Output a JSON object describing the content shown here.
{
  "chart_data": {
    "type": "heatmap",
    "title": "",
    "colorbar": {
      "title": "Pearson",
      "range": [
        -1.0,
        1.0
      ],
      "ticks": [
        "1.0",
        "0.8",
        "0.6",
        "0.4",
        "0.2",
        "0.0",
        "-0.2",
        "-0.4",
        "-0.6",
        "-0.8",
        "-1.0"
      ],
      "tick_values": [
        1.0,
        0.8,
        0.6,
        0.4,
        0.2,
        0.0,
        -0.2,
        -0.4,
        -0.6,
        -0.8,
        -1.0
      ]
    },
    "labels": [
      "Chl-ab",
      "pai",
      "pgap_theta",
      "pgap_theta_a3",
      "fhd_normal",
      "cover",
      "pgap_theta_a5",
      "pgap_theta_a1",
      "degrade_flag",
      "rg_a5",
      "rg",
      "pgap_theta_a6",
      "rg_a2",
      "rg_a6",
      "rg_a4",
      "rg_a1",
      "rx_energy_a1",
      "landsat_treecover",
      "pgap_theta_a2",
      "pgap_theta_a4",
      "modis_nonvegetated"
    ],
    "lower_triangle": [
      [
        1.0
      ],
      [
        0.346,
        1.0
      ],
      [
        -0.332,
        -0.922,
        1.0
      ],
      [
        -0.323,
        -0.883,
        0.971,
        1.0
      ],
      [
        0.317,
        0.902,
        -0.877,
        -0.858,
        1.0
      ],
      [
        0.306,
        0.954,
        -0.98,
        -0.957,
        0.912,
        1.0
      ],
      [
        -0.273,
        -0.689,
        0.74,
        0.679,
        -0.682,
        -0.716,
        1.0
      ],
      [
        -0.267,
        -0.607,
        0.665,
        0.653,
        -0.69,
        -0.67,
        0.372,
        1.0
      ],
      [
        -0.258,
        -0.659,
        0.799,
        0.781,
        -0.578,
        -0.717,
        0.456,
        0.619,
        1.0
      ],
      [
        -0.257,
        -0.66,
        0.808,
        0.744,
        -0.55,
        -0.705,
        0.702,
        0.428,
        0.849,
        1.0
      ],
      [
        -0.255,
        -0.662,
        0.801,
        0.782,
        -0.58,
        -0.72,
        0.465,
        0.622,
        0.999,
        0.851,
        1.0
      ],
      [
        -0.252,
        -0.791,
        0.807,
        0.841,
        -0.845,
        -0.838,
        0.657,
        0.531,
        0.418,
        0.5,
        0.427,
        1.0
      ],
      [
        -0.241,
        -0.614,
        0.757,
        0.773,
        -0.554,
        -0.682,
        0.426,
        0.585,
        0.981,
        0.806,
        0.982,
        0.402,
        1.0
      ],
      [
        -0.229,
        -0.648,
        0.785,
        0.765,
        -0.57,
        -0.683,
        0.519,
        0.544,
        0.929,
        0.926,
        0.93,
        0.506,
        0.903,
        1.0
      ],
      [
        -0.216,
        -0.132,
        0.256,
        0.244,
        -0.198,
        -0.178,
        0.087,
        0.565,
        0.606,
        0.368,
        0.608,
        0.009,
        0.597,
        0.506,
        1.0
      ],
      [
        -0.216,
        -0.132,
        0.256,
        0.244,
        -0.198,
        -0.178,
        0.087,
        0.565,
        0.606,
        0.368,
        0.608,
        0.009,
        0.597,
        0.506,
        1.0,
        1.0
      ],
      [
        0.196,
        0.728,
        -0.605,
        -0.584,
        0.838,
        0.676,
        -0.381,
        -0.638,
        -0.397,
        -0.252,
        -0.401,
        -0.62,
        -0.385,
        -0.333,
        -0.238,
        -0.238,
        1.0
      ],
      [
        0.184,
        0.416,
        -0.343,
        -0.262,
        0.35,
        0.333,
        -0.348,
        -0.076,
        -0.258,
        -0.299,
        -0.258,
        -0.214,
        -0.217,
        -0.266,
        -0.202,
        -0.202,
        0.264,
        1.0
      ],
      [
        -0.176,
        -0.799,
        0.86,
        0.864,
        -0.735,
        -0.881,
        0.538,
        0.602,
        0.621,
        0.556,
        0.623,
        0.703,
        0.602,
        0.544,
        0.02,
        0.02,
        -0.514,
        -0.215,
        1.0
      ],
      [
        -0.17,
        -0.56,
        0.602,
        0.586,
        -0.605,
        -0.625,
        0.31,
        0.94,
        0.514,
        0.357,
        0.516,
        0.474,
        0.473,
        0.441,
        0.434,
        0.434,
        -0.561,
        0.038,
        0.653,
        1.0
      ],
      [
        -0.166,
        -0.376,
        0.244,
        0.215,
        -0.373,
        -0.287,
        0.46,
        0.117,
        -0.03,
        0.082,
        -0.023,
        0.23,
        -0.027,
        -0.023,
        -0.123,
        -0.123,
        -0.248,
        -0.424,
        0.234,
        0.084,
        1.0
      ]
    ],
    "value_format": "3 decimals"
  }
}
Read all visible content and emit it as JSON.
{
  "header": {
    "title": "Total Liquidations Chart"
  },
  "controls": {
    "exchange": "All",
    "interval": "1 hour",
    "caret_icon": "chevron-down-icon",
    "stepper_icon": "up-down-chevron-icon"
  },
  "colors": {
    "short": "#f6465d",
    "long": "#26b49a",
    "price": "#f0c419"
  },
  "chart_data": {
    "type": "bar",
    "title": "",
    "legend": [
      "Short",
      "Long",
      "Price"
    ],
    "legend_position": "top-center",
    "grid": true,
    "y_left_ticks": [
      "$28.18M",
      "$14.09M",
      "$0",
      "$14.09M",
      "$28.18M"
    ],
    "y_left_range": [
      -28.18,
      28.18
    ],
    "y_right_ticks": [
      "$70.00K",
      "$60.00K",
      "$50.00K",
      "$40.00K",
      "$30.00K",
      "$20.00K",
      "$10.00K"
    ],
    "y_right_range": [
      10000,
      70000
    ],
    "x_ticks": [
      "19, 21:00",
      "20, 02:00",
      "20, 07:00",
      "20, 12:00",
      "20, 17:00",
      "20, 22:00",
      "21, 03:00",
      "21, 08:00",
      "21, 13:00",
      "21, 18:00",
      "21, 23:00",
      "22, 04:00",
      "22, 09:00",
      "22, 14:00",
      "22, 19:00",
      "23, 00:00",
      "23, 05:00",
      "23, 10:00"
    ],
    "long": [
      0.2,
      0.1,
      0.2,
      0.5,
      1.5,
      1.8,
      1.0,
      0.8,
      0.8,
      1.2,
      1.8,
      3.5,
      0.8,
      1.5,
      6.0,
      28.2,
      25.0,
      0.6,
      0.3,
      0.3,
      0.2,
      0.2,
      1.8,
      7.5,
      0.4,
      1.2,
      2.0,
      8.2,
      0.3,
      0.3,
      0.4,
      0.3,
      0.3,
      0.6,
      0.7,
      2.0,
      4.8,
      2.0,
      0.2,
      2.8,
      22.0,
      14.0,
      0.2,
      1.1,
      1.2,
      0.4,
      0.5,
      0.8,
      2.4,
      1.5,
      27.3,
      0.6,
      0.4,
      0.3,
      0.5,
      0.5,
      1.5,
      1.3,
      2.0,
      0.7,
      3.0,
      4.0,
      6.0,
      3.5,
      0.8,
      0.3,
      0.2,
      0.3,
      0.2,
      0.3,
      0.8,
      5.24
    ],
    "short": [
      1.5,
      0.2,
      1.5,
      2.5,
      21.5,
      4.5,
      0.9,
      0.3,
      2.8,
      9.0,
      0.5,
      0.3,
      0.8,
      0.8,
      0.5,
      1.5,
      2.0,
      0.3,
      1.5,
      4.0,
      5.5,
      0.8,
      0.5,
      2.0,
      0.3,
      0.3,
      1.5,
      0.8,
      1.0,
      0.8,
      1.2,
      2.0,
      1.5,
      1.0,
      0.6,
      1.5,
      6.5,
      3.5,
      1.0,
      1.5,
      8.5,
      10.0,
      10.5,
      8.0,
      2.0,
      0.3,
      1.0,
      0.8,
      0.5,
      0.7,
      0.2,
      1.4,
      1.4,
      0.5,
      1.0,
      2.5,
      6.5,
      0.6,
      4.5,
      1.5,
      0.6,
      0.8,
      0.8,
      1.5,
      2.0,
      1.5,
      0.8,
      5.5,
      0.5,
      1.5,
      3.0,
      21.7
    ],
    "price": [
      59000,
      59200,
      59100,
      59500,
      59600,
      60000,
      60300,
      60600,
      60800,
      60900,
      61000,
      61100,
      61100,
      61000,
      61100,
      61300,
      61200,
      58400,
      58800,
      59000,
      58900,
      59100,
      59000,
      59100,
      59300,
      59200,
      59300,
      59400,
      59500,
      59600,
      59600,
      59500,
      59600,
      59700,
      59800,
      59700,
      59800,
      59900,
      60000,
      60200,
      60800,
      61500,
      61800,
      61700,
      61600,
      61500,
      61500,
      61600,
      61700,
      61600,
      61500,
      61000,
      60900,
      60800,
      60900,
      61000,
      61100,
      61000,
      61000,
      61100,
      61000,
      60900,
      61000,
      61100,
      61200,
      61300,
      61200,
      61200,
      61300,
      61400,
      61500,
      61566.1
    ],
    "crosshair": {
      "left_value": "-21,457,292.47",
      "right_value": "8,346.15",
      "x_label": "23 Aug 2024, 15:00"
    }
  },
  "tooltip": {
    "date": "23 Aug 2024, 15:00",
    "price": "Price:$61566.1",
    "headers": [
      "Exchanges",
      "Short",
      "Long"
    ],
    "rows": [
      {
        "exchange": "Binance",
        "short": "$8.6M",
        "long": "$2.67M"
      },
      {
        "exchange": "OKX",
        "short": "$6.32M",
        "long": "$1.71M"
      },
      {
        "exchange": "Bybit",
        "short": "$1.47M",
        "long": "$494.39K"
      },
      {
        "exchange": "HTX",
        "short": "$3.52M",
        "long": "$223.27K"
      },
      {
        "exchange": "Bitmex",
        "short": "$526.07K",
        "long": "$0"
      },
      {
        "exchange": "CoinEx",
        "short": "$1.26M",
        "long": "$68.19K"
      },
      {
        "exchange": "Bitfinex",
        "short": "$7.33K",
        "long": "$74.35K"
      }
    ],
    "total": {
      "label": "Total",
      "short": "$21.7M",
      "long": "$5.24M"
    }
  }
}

◆ **SHORT TASK**
Report only the number of lines that hold the word "content".

◆ **WORKED SOLUTION**
2